Item position entries
==================================================

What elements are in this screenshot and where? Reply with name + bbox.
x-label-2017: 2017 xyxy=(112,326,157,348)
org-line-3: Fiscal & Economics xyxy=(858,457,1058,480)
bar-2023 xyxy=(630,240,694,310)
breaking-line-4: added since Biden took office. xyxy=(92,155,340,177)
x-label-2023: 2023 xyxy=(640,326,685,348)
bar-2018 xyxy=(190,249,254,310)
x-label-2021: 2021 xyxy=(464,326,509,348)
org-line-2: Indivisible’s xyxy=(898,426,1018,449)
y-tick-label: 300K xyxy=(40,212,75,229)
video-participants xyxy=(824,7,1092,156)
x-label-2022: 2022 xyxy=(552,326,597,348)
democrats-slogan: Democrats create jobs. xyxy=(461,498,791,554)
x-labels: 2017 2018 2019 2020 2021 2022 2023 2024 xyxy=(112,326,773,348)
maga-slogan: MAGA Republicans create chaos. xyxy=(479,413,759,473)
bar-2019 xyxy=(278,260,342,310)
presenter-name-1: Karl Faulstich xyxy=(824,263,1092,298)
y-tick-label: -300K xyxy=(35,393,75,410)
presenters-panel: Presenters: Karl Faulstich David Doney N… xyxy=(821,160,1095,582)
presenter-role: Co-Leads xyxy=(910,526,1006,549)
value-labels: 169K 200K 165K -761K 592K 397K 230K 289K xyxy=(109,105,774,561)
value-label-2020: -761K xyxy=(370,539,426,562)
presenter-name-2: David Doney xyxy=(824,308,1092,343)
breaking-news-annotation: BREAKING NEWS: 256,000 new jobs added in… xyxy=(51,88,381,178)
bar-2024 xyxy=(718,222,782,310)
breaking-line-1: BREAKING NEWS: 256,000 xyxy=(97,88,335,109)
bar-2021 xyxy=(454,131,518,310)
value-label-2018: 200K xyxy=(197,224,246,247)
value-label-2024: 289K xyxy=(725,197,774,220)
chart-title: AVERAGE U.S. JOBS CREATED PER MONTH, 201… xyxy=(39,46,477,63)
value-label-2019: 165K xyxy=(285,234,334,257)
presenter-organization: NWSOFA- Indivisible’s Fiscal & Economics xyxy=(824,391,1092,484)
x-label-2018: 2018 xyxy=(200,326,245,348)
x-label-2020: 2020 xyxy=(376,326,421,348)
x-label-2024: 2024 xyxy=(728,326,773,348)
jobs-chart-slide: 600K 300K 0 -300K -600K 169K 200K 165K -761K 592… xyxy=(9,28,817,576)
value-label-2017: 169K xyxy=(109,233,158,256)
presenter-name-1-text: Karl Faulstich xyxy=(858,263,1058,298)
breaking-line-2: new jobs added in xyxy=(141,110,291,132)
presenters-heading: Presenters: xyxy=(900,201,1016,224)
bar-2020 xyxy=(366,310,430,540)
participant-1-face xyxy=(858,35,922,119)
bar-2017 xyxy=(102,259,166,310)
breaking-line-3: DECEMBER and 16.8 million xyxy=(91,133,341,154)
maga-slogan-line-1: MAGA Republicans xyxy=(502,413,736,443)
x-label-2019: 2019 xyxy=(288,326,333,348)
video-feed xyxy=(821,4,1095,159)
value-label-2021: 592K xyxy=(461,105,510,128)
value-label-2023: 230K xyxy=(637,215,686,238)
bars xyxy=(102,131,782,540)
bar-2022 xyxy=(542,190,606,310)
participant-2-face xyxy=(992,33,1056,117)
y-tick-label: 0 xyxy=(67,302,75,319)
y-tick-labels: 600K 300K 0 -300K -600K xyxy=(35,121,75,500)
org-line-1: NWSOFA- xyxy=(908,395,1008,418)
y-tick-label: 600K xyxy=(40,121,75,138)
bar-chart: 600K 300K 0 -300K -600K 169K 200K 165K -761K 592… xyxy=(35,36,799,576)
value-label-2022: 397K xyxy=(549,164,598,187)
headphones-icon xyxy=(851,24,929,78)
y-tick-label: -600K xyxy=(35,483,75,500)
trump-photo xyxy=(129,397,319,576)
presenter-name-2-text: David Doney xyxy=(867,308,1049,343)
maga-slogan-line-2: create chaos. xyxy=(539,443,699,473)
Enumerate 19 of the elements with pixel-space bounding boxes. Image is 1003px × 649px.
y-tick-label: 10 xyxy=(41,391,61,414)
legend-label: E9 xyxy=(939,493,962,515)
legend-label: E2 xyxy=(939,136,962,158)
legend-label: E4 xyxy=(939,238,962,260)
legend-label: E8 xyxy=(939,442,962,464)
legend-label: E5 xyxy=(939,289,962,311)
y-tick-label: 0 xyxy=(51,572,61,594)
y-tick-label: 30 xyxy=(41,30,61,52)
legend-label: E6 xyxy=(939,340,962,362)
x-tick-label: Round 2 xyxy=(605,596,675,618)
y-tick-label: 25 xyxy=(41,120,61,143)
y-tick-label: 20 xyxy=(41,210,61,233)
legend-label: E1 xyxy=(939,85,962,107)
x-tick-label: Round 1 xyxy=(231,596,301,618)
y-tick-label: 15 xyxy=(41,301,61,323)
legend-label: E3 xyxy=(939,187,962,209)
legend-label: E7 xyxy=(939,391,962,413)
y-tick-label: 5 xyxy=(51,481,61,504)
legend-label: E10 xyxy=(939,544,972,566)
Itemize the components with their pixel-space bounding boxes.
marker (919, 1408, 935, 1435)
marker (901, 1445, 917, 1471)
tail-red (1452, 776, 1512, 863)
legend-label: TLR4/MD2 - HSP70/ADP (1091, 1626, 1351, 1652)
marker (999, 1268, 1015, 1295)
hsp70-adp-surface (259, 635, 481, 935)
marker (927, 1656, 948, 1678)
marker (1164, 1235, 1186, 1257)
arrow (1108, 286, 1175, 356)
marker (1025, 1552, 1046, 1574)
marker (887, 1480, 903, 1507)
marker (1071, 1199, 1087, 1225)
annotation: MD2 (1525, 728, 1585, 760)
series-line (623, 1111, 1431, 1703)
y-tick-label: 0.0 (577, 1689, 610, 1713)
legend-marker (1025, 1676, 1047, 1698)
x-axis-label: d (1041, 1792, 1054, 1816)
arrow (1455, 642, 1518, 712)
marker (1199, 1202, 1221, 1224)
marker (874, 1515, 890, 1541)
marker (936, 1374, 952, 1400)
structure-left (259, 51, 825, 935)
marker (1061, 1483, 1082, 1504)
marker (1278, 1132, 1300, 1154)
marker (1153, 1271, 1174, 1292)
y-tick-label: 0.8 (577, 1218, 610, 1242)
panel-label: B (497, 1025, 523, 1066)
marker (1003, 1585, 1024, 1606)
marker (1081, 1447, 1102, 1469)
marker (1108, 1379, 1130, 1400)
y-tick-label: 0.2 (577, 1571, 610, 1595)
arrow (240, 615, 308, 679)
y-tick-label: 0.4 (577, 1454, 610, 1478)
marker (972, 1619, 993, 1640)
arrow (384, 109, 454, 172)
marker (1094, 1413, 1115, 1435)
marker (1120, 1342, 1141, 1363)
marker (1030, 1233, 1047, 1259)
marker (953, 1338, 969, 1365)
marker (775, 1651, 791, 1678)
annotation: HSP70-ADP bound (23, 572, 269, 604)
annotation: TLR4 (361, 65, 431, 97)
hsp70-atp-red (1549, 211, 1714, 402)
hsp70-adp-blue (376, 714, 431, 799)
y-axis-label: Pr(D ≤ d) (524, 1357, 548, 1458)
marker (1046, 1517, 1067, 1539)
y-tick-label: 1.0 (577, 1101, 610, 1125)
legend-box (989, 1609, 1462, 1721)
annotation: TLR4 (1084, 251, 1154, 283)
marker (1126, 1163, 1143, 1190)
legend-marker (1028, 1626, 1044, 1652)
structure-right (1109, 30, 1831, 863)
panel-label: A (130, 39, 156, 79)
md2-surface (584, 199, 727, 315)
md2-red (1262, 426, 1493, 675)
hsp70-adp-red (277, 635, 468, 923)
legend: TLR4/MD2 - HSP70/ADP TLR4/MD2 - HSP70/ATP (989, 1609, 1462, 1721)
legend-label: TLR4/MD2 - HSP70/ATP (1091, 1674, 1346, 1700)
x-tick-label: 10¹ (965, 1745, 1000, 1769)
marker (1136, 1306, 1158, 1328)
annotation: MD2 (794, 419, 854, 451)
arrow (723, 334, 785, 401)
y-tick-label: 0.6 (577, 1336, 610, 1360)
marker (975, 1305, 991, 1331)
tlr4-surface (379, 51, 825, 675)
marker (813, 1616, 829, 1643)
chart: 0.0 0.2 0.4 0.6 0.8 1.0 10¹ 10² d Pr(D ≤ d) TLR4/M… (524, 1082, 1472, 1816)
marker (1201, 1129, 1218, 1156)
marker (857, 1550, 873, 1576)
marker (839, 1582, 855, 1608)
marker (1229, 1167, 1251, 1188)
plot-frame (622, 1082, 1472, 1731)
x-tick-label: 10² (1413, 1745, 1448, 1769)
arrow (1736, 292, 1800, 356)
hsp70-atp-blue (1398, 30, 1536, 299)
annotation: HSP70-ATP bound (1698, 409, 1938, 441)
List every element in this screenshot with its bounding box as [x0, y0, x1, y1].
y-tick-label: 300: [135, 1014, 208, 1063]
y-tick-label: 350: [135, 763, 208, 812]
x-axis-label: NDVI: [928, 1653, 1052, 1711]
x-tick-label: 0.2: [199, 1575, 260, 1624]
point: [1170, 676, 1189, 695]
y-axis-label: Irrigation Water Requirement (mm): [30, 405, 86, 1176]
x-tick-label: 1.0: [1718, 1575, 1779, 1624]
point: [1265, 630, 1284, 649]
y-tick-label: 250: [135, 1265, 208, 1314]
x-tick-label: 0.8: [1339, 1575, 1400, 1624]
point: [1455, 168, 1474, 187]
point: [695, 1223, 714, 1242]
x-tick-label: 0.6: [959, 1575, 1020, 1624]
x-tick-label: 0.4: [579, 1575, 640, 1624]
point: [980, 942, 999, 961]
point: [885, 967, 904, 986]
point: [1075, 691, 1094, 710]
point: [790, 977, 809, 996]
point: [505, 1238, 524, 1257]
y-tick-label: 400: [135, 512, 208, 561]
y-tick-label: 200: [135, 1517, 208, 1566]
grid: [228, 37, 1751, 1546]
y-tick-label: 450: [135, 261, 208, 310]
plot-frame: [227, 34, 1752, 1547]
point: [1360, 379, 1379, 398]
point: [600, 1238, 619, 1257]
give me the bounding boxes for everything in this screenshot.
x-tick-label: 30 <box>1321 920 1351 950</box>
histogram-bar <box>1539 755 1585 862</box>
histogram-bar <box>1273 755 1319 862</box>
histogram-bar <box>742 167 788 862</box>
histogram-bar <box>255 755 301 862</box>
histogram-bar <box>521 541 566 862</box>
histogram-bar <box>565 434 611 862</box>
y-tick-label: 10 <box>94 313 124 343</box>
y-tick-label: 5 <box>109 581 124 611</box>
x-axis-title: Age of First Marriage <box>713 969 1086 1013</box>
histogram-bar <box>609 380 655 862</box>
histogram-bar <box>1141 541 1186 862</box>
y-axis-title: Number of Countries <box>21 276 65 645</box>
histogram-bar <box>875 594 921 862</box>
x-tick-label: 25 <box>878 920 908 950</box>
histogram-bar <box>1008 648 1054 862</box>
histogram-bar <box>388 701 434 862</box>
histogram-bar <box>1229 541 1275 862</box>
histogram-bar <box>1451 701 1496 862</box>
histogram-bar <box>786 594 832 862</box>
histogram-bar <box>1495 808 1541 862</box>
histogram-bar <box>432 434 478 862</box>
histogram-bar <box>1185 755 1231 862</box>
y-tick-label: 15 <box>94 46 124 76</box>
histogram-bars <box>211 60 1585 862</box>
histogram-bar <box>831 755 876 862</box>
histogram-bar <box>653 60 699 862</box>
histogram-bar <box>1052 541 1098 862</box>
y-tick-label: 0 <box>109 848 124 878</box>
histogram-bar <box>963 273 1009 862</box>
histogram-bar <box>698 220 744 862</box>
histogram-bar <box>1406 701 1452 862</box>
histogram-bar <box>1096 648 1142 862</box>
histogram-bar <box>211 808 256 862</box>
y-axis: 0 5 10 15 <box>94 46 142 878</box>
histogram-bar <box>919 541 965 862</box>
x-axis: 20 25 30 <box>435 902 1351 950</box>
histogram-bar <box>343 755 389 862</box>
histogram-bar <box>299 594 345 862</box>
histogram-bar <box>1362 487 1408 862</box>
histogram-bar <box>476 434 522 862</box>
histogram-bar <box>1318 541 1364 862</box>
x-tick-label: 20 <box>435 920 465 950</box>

==================================================

## Your task
Rewrite the stretch from the first of the lines above through the line that contains "value-label-2018: 200K xyxy=(197,224,246,247)", swapping "Co-Leads" for "Co-Chairs" and leaving everything else unchanged. Give only those lines.

## Full response
What elements are in this screenshot and where? Reply with name + bbox.
x-label-2017: 2017 xyxy=(112,326,157,348)
org-line-3: Fiscal & Economics xyxy=(858,457,1058,480)
bar-2023 xyxy=(630,240,694,310)
breaking-line-4: added since Biden took office. xyxy=(92,155,340,177)
x-label-2023: 2023 xyxy=(640,326,685,348)
bar-2018 xyxy=(190,249,254,310)
x-label-2021: 2021 xyxy=(464,326,509,348)
org-line-2: Indivisible’s xyxy=(898,426,1018,449)
y-tick-label: 300K xyxy=(40,212,75,229)
video-participants xyxy=(824,7,1092,156)
x-label-2022: 2022 xyxy=(552,326,597,348)
democrats-slogan: Democrats create jobs. xyxy=(461,498,791,554)
x-labels: 2017 2018 2019 2020 2021 2022 2023 2024 xyxy=(112,326,773,348)
maga-slogan: MAGA Republicans create chaos. xyxy=(479,413,759,473)
bar-2019 xyxy=(278,260,342,310)
presenter-name-1: Karl Faulstich xyxy=(824,263,1092,298)
y-tick-label: -300K xyxy=(35,393,75,410)
presenters-panel: Presenters: Karl Faulstich David Doney N… xyxy=(821,160,1095,582)
presenter-role: Co-Chairs xyxy=(910,526,1006,549)
value-labels: 169K 200K 165K -761K 592K 397K 230K 289K xyxy=(109,105,774,561)
value-label-2020: -761K xyxy=(370,539,426,562)
presenter-name-2: David Doney xyxy=(824,308,1092,343)
breaking-news-annotation: BREAKING NEWS: 256,000 new jobs added in… xyxy=(51,88,381,178)
bar-2024 xyxy=(718,222,782,310)
breaking-line-1: BREAKING NEWS: 256,000 xyxy=(97,88,335,109)
bar-2021 xyxy=(454,131,518,310)
value-label-2018: 200K xyxy=(197,224,246,247)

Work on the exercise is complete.